── Exercise material ──
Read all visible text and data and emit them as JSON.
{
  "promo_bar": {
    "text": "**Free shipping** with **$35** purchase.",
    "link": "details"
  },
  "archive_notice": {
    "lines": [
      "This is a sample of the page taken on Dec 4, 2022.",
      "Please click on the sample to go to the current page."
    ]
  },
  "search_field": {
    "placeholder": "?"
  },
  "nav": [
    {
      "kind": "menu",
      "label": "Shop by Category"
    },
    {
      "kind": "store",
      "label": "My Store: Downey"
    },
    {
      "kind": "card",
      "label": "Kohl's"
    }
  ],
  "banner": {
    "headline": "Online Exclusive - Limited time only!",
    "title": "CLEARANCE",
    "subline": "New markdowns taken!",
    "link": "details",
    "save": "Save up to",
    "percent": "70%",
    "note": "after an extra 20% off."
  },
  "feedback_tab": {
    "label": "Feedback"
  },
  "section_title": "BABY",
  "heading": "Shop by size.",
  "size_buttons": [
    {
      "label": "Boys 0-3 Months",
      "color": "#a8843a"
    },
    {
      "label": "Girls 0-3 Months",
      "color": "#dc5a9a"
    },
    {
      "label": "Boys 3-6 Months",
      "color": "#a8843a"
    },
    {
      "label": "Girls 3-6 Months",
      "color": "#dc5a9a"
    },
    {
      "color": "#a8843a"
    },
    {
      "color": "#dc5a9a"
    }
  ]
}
───
Description of the task:
Transcribe the full listing above without leaving anything out.

Finished task:
Read all visible text and data and emit them as JSON.
{
  "promo_bar": {
    "text": "**Free shipping** with **$35** purchase.",
    "link": "details"
  },
  "archive_notice": {
    "lines": [
      "This is a sample of the page taken on Dec 4, 2022.",
      "Please click on the sample to go to the current page."
    ]
  },
  "search_field": {
    "placeholder": "?"
  },
  "nav": [
    {
      "kind": "menu",
      "label": "Shop by Category"
    },
    {
      "kind": "store",
      "label": "My Store: Downey"
    },
    {
      "kind": "card",
      "label": "Kohl's"
    }
  ],
  "banner": {
    "headline": "Online Exclusive - Limited time only!",
    "title": "CLEARANCE",
    "subline": "New markdowns taken!",
    "link": "details",
    "save": "Save up to",
    "percent": "70%",
    "note": "after an extra 20% off."
  },
  "feedback_tab": {
    "label": "Feedback"
  },
  "section_title": "BABY",
  "heading": "Shop by size.",
  "size_buttons": [
    {
      "label": "Boys 0-3 Months",
      "color": "#a8843a"
    },
    {
      "label": "Girls 0-3 Months",
      "color": "#dc5a9a"
    },
    {
      "label": "Boys 3-6 Months",
      "color": "#a8843a"
    },
    {
      "label": "Girls 3-6 Months",
      "color": "#dc5a9a"
    },
    {
      "color": "#a8843a"
    },
    {
      "color": "#dc5a9a"
    }
  ]
}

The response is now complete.